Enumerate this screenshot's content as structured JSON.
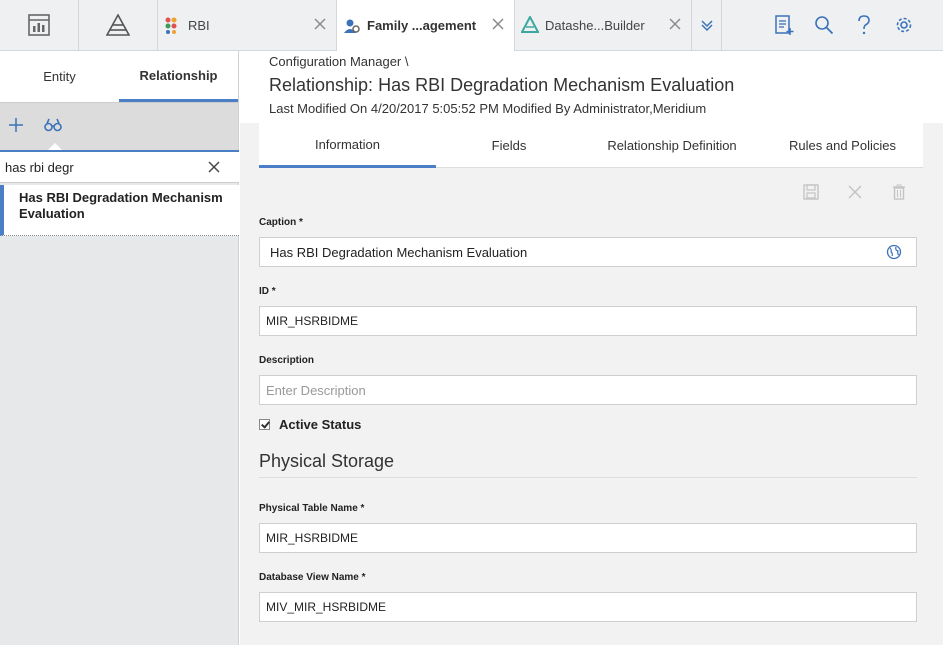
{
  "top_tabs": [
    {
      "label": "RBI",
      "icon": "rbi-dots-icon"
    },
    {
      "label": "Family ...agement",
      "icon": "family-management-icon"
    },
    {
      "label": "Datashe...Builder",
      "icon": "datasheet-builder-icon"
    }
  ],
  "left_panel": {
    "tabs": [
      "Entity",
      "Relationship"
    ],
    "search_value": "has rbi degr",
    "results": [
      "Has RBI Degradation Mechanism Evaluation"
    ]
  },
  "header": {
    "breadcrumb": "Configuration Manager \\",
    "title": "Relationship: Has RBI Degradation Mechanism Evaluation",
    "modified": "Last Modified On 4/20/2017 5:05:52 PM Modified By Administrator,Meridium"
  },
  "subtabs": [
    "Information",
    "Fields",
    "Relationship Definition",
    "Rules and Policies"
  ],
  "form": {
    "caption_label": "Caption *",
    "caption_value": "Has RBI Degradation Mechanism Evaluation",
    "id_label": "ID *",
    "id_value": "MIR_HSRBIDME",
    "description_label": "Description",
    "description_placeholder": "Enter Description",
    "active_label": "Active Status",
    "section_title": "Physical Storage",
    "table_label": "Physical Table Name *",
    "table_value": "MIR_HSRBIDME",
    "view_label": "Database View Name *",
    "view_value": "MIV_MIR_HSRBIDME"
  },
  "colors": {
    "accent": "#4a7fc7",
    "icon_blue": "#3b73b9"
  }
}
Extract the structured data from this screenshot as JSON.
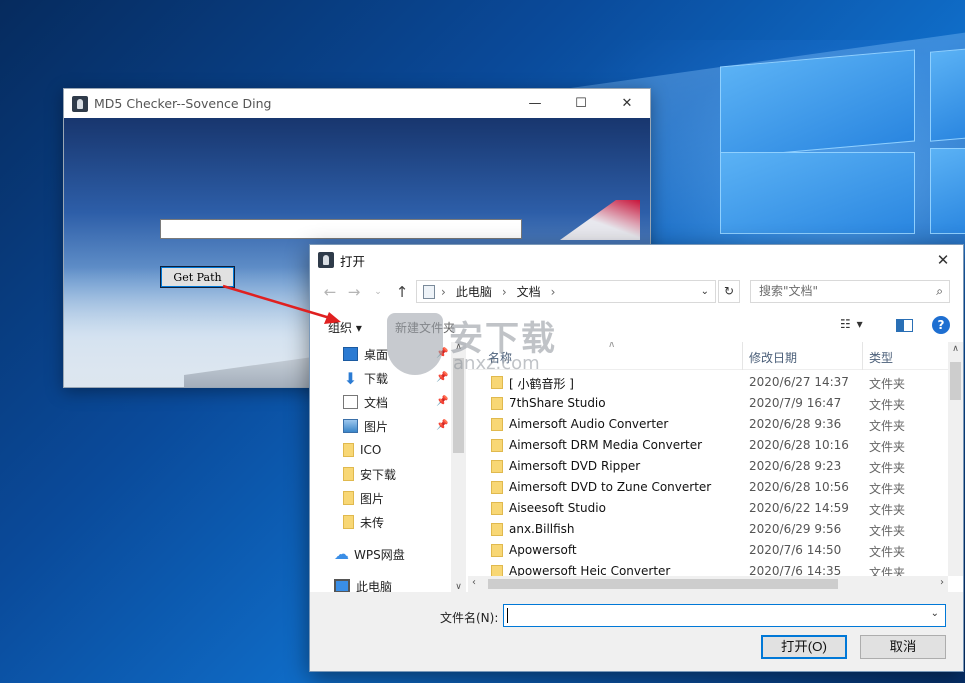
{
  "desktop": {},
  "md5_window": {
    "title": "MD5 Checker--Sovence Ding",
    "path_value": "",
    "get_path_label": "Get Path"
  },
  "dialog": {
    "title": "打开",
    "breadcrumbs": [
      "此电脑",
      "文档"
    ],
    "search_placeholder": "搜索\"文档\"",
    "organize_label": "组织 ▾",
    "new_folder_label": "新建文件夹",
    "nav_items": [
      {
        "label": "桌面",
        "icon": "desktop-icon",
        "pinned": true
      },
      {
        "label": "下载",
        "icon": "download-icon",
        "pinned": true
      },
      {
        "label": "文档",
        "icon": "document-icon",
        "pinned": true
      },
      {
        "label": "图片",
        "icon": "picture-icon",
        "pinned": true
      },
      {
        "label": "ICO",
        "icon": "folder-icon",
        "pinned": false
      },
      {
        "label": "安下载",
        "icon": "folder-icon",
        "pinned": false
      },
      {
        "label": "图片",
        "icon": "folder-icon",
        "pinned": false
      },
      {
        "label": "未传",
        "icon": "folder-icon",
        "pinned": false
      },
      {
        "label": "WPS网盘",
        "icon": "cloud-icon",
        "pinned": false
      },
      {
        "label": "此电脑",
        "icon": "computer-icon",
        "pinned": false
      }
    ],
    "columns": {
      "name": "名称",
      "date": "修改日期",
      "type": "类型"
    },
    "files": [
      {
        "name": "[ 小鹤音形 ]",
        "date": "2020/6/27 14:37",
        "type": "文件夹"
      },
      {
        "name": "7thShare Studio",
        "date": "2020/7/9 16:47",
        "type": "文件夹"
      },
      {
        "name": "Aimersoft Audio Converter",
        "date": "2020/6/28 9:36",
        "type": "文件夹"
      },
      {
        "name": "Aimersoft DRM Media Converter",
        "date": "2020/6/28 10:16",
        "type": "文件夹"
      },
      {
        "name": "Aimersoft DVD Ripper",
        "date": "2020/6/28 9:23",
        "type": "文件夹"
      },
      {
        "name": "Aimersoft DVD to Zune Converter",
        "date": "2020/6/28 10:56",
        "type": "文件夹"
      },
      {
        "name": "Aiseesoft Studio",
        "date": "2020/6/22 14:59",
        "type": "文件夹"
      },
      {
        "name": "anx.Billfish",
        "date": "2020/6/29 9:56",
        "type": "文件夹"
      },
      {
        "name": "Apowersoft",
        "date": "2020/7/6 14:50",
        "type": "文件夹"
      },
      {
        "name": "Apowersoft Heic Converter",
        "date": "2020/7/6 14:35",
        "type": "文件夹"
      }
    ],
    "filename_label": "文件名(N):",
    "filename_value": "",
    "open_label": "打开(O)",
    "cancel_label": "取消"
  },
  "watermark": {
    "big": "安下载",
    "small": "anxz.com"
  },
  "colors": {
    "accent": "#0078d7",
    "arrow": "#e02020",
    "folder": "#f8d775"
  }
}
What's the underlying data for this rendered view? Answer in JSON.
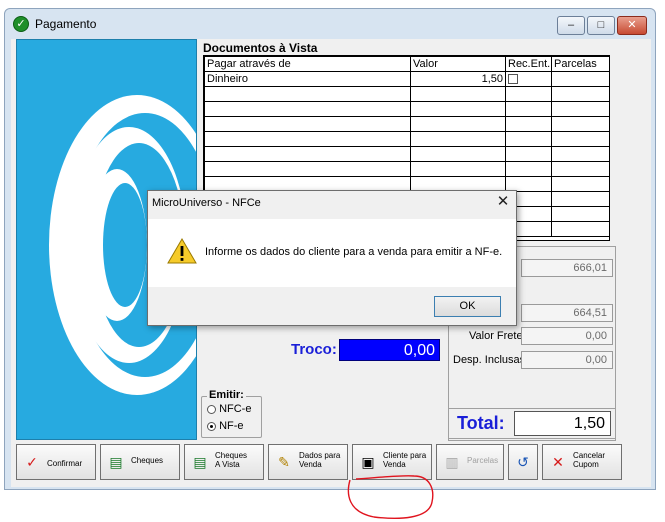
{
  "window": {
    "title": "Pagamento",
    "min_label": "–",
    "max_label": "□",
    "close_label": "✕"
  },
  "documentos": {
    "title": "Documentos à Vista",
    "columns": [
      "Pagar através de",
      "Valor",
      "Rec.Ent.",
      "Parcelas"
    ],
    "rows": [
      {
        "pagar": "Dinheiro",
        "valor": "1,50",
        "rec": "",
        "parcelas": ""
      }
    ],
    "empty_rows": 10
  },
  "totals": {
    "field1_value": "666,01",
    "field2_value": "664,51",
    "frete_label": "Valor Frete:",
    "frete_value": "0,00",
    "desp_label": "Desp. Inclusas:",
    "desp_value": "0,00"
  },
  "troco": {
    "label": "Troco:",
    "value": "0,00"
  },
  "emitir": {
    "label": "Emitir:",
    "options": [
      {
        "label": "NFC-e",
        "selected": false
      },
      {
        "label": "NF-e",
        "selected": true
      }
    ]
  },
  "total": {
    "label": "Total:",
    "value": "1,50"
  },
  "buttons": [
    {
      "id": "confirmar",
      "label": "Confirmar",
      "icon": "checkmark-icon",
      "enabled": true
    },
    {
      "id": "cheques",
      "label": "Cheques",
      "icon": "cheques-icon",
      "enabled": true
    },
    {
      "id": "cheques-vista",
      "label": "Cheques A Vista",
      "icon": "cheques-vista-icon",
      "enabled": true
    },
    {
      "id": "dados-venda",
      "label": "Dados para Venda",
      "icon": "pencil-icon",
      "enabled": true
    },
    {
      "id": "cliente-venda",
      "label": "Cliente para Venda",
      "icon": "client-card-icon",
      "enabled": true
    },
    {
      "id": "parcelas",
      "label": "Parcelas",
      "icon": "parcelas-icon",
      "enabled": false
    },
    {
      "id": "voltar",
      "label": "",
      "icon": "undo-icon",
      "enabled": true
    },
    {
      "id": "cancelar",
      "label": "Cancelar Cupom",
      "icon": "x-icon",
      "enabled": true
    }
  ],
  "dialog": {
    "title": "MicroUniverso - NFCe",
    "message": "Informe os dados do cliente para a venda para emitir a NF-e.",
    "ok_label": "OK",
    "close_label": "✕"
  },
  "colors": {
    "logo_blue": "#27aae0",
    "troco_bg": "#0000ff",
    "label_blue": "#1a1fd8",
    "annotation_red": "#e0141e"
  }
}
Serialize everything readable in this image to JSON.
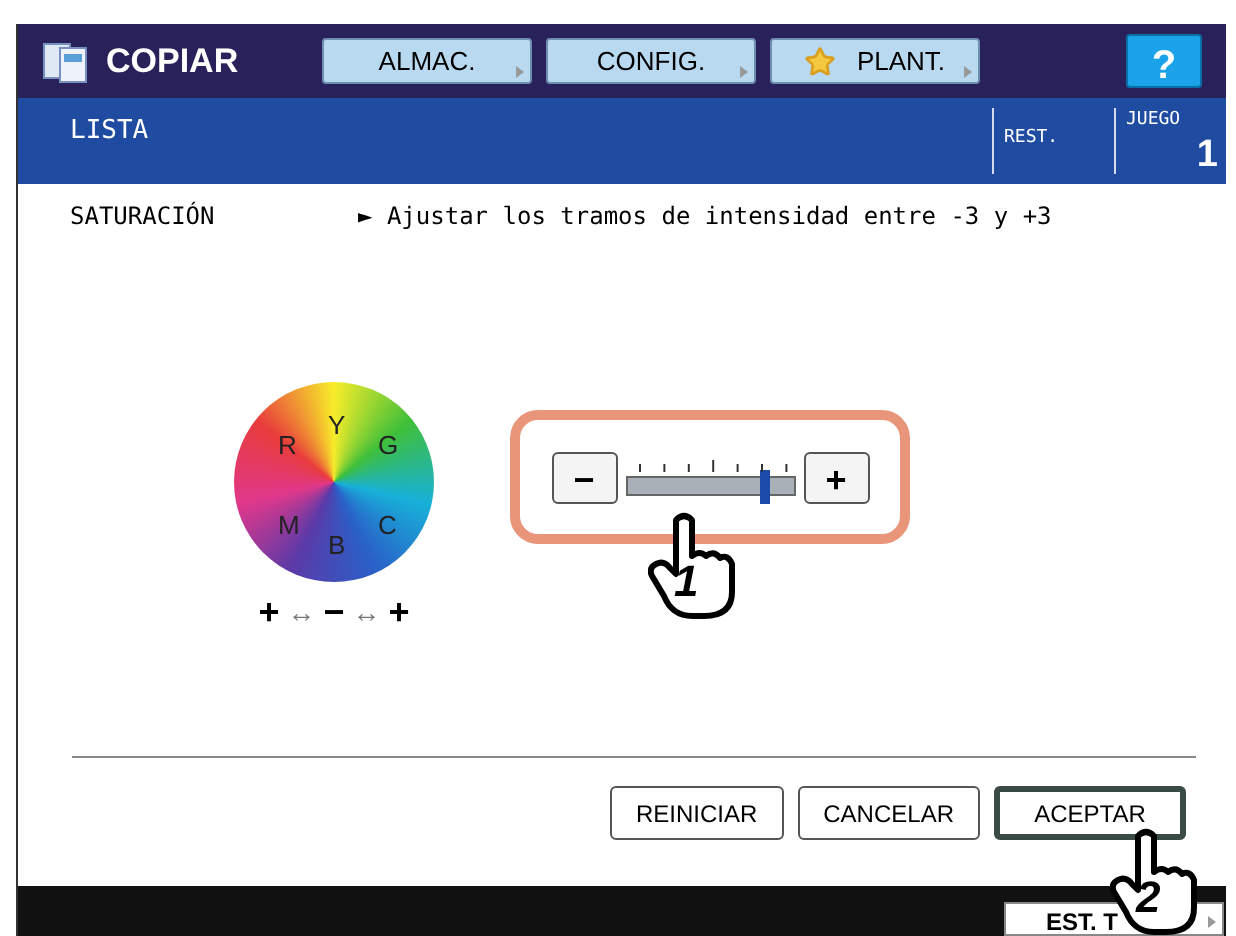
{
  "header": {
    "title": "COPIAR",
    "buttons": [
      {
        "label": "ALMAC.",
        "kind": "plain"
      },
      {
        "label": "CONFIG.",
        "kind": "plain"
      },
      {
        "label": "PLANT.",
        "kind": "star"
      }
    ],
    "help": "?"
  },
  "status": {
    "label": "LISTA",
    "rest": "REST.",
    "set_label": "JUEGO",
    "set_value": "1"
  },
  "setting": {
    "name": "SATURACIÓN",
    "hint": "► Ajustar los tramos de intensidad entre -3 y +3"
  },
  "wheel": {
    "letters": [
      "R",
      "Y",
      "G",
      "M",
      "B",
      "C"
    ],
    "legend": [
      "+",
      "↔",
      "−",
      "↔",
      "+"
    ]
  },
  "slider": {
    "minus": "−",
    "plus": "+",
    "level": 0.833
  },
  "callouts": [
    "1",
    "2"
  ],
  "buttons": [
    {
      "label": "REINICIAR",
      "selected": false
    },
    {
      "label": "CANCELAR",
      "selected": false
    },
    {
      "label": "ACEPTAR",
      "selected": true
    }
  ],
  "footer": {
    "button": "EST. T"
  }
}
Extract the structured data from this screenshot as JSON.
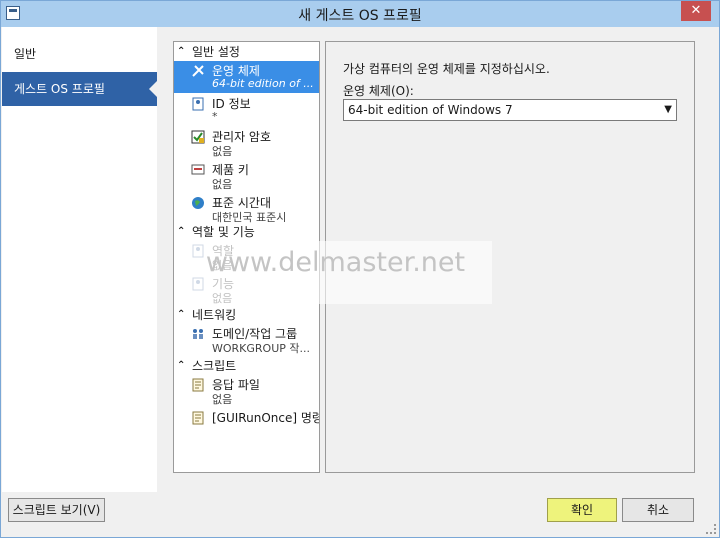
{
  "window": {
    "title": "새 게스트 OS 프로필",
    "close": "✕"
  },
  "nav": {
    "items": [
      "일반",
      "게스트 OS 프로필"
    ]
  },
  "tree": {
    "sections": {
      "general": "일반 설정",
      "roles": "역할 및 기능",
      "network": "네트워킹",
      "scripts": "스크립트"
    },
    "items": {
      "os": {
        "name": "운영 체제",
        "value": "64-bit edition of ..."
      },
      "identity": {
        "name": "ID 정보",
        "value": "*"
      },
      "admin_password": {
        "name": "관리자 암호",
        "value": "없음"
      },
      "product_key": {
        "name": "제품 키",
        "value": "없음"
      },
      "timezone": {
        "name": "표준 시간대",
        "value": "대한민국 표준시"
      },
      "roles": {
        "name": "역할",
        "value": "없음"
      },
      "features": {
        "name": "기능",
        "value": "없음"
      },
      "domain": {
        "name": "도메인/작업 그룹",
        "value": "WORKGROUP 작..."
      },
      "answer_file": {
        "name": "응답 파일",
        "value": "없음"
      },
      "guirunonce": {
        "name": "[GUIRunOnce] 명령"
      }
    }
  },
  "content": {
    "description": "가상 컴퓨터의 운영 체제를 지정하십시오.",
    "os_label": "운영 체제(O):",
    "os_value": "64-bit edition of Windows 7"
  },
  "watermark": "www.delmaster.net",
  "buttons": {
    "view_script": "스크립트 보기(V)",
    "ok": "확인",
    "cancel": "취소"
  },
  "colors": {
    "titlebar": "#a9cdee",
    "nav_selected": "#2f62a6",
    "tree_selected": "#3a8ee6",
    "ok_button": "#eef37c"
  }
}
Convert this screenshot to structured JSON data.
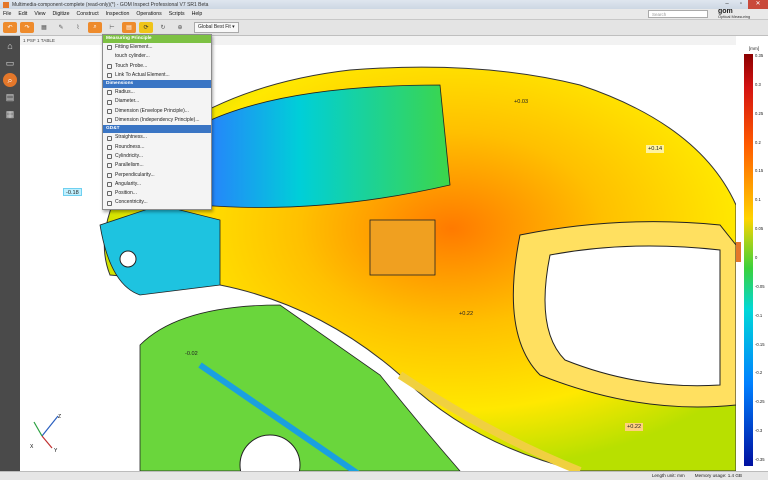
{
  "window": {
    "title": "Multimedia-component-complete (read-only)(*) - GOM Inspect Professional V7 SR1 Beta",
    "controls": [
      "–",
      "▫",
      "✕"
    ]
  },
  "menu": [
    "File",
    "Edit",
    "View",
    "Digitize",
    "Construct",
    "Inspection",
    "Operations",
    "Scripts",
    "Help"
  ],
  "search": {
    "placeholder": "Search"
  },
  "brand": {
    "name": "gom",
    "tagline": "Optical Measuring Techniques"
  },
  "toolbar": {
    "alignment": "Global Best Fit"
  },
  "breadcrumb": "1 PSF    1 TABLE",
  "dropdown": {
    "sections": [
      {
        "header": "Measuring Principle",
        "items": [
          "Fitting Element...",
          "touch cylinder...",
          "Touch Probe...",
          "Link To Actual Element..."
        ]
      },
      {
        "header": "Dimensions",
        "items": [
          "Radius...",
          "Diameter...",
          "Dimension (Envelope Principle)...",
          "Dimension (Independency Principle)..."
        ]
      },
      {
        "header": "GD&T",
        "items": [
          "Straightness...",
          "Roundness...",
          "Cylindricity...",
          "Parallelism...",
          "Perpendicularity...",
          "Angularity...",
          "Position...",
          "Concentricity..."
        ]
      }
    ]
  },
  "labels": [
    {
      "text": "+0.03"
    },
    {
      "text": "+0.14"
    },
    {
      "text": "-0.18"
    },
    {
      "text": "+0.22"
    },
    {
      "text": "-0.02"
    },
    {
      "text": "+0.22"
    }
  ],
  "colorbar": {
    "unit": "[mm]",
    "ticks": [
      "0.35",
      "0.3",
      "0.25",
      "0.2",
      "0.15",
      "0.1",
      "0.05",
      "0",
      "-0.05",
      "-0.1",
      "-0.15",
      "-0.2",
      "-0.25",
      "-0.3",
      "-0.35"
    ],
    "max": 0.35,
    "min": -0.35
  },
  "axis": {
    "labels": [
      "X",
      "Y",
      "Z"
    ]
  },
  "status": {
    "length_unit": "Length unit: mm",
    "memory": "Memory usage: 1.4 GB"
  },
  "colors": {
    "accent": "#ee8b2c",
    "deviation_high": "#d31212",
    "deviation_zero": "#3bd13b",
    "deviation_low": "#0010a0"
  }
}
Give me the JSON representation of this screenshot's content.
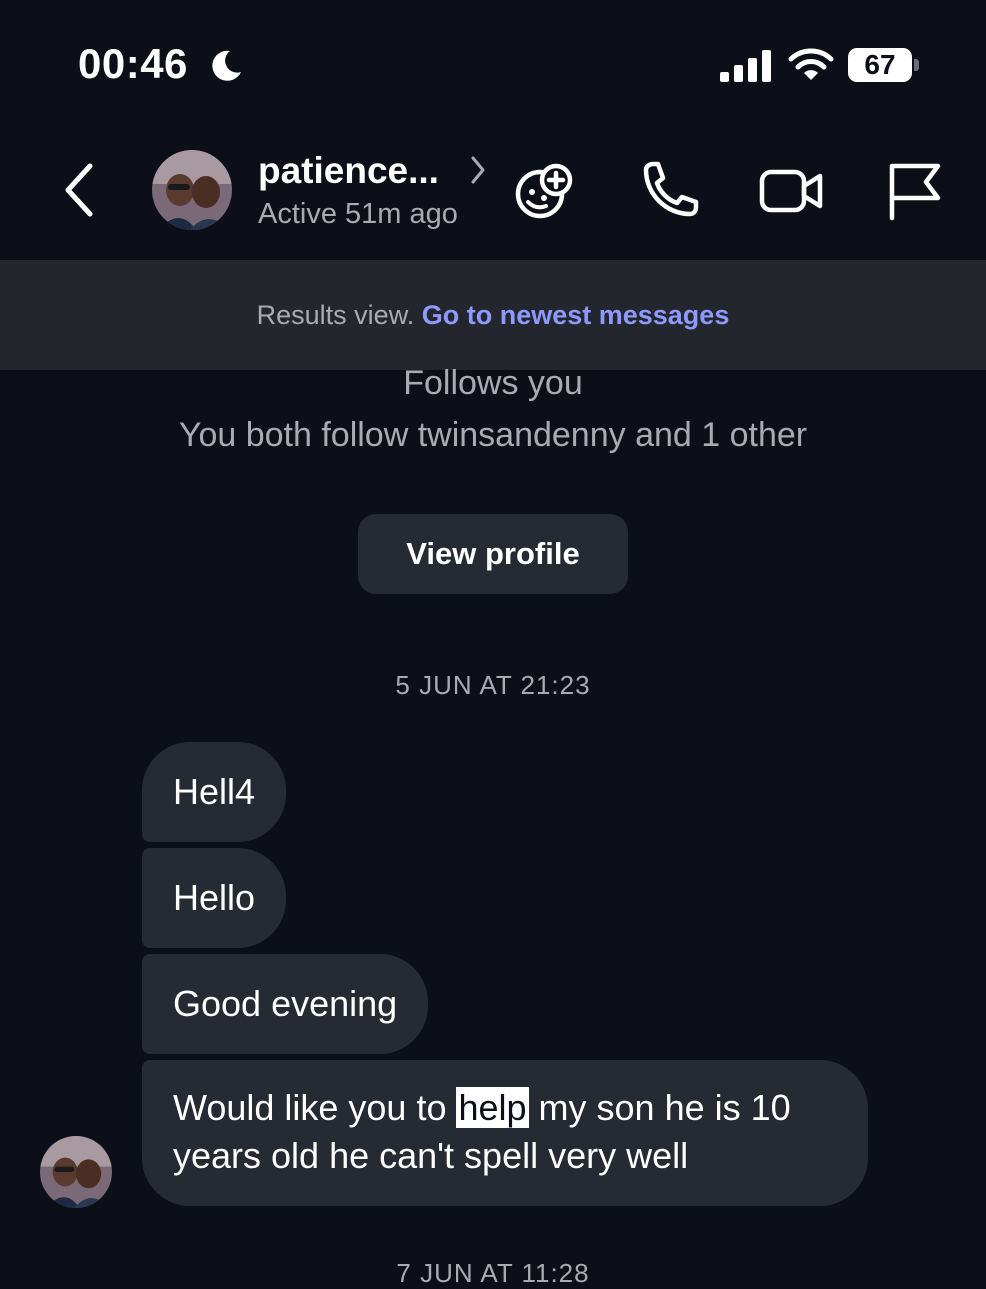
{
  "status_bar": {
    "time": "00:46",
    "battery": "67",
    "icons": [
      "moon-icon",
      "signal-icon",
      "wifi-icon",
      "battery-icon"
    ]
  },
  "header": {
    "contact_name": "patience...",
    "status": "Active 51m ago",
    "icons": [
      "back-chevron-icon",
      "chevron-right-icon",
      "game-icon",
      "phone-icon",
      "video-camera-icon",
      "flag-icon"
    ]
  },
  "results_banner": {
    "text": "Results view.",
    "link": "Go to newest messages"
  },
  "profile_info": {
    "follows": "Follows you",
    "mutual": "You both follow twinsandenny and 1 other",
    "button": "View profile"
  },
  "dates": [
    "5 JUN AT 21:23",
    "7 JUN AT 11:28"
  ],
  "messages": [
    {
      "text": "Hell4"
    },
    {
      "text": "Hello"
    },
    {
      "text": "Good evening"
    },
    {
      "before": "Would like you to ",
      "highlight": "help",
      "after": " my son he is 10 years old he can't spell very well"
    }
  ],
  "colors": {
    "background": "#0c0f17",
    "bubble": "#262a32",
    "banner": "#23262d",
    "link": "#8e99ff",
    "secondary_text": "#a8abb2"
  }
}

# # # # # # #

● Written instruction: Review the preceding data and report every line that includes the string "Mechanism".

● Exercise solution:
      "Has RBI Degradation Mechanism Evaluation"
    "title": "Relationship: Has RBI Degradation Mechanism Evaluation",
    "caption_value": "Has RBI Degradation Mechanism Evaluation",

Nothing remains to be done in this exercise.